┏━━
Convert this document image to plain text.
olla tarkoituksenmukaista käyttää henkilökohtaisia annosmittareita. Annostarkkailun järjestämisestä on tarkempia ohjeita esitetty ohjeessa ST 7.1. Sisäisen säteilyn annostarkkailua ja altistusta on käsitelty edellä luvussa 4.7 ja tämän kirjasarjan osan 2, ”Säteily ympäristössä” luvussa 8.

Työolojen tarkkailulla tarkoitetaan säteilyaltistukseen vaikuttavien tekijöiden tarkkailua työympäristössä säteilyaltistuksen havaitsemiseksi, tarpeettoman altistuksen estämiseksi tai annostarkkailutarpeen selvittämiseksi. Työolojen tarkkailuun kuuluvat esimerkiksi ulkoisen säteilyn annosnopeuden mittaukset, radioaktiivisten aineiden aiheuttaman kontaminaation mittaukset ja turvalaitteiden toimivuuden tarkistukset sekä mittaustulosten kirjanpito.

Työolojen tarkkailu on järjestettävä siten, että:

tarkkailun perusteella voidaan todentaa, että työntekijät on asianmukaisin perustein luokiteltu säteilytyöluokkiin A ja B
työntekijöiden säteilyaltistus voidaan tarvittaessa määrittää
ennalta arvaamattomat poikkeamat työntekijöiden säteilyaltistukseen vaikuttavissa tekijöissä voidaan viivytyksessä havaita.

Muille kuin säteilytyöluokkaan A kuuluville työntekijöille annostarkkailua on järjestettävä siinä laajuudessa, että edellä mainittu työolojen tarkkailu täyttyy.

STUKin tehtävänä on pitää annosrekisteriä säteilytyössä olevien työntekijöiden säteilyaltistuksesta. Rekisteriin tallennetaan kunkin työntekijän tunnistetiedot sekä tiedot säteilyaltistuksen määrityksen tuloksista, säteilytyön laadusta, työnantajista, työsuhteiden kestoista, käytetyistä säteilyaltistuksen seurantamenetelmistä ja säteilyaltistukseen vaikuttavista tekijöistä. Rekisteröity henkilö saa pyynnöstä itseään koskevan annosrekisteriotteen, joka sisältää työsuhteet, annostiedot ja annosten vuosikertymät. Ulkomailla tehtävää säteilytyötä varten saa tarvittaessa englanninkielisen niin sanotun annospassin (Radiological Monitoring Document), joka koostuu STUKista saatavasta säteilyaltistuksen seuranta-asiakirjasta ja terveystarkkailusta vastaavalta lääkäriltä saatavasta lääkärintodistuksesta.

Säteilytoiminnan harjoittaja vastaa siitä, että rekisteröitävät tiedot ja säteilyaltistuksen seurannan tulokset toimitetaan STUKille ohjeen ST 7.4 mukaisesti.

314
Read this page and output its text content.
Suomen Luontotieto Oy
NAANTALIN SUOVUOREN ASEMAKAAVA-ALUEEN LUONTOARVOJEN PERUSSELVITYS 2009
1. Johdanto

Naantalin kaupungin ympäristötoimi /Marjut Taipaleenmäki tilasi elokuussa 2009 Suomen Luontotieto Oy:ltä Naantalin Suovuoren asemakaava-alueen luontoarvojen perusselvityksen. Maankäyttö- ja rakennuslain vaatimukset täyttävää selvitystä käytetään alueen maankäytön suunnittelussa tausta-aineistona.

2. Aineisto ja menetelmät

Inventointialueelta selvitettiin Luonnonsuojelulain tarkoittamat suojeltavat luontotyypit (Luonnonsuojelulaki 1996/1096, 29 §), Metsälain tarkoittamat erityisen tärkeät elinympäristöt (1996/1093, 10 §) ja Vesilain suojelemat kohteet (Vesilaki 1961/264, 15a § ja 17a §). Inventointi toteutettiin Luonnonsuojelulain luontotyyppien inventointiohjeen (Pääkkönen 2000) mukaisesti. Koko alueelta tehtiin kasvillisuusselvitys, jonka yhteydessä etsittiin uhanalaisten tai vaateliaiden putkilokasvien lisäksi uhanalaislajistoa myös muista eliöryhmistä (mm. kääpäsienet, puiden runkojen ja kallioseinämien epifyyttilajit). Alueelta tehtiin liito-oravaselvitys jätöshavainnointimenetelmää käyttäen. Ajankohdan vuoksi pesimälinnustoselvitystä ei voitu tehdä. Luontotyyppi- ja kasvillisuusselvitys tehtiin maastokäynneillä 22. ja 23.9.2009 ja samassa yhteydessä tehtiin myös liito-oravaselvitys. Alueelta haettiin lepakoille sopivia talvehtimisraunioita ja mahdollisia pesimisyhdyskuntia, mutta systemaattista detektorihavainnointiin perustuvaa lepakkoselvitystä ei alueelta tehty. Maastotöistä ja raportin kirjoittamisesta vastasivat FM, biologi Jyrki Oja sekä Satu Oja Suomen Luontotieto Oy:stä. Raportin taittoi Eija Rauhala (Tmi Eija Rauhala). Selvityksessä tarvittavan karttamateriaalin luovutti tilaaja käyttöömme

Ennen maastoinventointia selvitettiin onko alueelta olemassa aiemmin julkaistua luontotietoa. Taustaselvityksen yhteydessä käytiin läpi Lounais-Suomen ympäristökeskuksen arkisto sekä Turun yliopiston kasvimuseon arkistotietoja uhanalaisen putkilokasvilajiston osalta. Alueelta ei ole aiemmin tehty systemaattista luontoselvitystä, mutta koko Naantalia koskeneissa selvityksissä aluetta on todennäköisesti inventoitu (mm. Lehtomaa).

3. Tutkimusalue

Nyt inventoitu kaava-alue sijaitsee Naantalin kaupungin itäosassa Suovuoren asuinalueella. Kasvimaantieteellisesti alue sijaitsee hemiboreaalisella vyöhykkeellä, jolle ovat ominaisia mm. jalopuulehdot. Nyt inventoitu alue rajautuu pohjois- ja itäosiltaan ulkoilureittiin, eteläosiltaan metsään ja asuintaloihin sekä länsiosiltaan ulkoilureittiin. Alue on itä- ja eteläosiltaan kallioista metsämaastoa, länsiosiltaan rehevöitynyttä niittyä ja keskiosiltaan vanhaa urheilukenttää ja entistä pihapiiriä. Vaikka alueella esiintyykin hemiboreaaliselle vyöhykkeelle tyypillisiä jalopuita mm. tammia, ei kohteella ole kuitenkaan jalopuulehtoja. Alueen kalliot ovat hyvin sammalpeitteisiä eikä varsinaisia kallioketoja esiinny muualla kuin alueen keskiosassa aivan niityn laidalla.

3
┗━━
WHAT THE EXERCISE ASKS
Reproduce each entry above exactly, keeping every word.

IN RESPONSE
Convert this document image to plain text.
olla tarkoituksenmukaista käyttää henkilökohtaisia annosmittareita. Annostarkkailun järjestämisestä on tarkempia ohjeita esitetty ohjeessa ST 7.1. Sisäisen säteilyn annostarkkailua ja altistusta on käsitelty edellä luvussa 4.7 ja tämän kirjasarjan osan 2, ”Säteily ympäristössä” luvussa 8.

Työolojen tarkkailulla tarkoitetaan säteilyaltistukseen vaikuttavien tekijöiden tarkkailua työympäristössä säteilyaltistuksen havaitsemiseksi, tarpeettoman altistuksen estämiseksi tai annostarkkailutarpeen selvittämiseksi. Työolojen tarkkailuun kuuluvat esimerkiksi ulkoisen säteilyn annosnopeuden mittaukset, radioaktiivisten aineiden aiheuttaman kontaminaation mittaukset ja turvalaitteiden toimivuuden tarkistukset sekä mittaustulosten kirjanpito.

Työolojen tarkkailu on järjestettävä siten, että:

tarkkailun perusteella voidaan todentaa, että työntekijät on asianmukaisin perustein luokiteltu säteilytyöluokkiin A ja B
työntekijöiden säteilyaltistus voidaan tarvittaessa määrittää
ennalta arvaamattomat poikkeamat työntekijöiden säteilyaltistukseen vaikuttavissa tekijöissä voidaan viivytyksessä havaita.

Muille kuin säteilytyöluokkaan A kuuluville työntekijöille annostarkkailua on järjestettävä siinä laajuudessa, että edellä mainittu työolojen tarkkailu täyttyy.

STUKin tehtävänä on pitää annosrekisteriä säteilytyössä olevien työntekijöiden säteilyaltistuksesta. Rekisteriin tallennetaan kunkin työntekijän tunnistetiedot sekä tiedot säteilyaltistuksen määrityksen tuloksista, säteilytyön laadusta, työnantajista, työsuhteiden kestoista, käytetyistä säteilyaltistuksen seurantamenetelmistä ja säteilyaltistukseen vaikuttavista tekijöistä. Rekisteröity henkilö saa pyynnöstä itseään koskevan annosrekisteriotteen, joka sisältää työsuhteet, annostiedot ja annosten vuosikertymät. Ulkomailla tehtävää säteilytyötä varten saa tarvittaessa englanninkielisen niin sanotun annospassin (Radiological Monitoring Document), joka koostuu STUKista saatavasta säteilyaltistuksen seuranta-asiakirjasta ja terveystarkkailusta vastaavalta lääkäriltä saatavasta lääkärintodistuksesta.

Säteilytoiminnan harjoittaja vastaa siitä, että rekisteröitävät tiedot ja säteilyaltistuksen seurannan tulokset toimitetaan STUKille ohjeen ST 7.4 mukaisesti.

314
Read this page and output its text content.
Suomen Luontotieto Oy
NAANTALIN SUOVUOREN ASEMAKAAVA-ALUEEN LUONTOARVOJEN PERUSSELVITYS 2009
1. Johdanto

Naantalin kaupungin ympäristötoimi /Marjut Taipaleenmäki tilasi elokuussa 2009 Suomen Luontotieto Oy:ltä Naantalin Suovuoren asemakaava-alueen luontoarvojen perusselvityksen. Maankäyttö- ja rakennuslain vaatimukset täyttävää selvitystä käytetään alueen maankäytön suunnittelussa tausta-aineistona.

2. Aineisto ja menetelmät

Inventointialueelta selvitettiin Luonnonsuojelulain tarkoittamat suojeltavat luontotyypit (Luonnonsuojelulaki 1996/1096, 29 §), Metsälain tarkoittamat erityisen tärkeät elinympäristöt (1996/1093, 10 §) ja Vesilain suojelemat kohteet (Vesilaki 1961/264, 15a § ja 17a §). Inventointi toteutettiin Luonnonsuojelulain luontotyyppien inventointiohjeen (Pääkkönen 2000) mukaisesti. Koko alueelta tehtiin kasvillisuusselvitys, jonka yhteydessä etsittiin uhanalaisten tai vaateliaiden putkilokasvien lisäksi uhanalaislajistoa myös muista eliöryhmistä (mm. kääpäsienet, puiden runkojen ja kallioseinämien epifyyttilajit). Alueelta tehtiin liito-oravaselvitys jätöshavainnointimenetelmää käyttäen. Ajankohdan vuoksi pesimälinnustoselvitystä ei voitu tehdä. Luontotyyppi- ja kasvillisuusselvitys tehtiin maastokäynneillä 22. ja 23.9.2009 ja samassa yhteydessä tehtiin myös liito-oravaselvitys. Alueelta haettiin lepakoille sopivia talvehtimisraunioita ja mahdollisia pesimisyhdyskuntia, mutta systemaattista detektorihavainnointiin perustuvaa lepakkoselvitystä ei alueelta tehty. Maastotöistä ja raportin kirjoittamisesta vastasivat FM, biologi Jyrki Oja sekä Satu Oja Suomen Luontotieto Oy:stä. Raportin taittoi Eija Rauhala (Tmi Eija Rauhala). Selvityksessä tarvittavan karttamateriaalin luovutti tilaaja käyttöömme

Ennen maastoinventointia selvitettiin onko alueelta olemassa aiemmin julkaistua luontotietoa. Taustaselvityksen yhteydessä käytiin läpi Lounais-Suomen ympäristökeskuksen arkisto sekä Turun yliopiston kasvimuseon arkistotietoja uhanalaisen putkilokasvilajiston osalta. Alueelta ei ole aiemmin tehty systemaattista luontoselvitystä, mutta koko Naantalia koskeneissa selvityksissä aluetta on todennäköisesti inventoitu (mm. Lehtomaa).

3. Tutkimusalue

Nyt inventoitu kaava-alue sijaitsee Naantalin kaupungin itäosassa Suovuoren asuinalueella. Kasvimaantieteellisesti alue sijaitsee hemiboreaalisella vyöhykkeellä, jolle ovat ominaisia mm. jalopuulehdot. Nyt inventoitu alue rajautuu pohjois- ja itäosiltaan ulkoilureittiin, eteläosiltaan metsään ja asuintaloihin sekä länsiosiltaan ulkoilureittiin. Alue on itä- ja eteläosiltaan kallioista metsämaastoa, länsiosiltaan rehevöitynyttä niittyä ja keskiosiltaan vanhaa urheilukenttää ja entistä pihapiiriä. Vaikka alueella esiintyykin hemiboreaaliselle vyöhykkeelle tyypillisiä jalopuita mm. tammia, ei kohteella ole kuitenkaan jalopuulehtoja. Alueen kalliot ovat hyvin sammalpeitteisiä eikä varsinaisia kallioketoja esiinny muualla kuin alueen keskiosassa aivan niityn laidalla.

3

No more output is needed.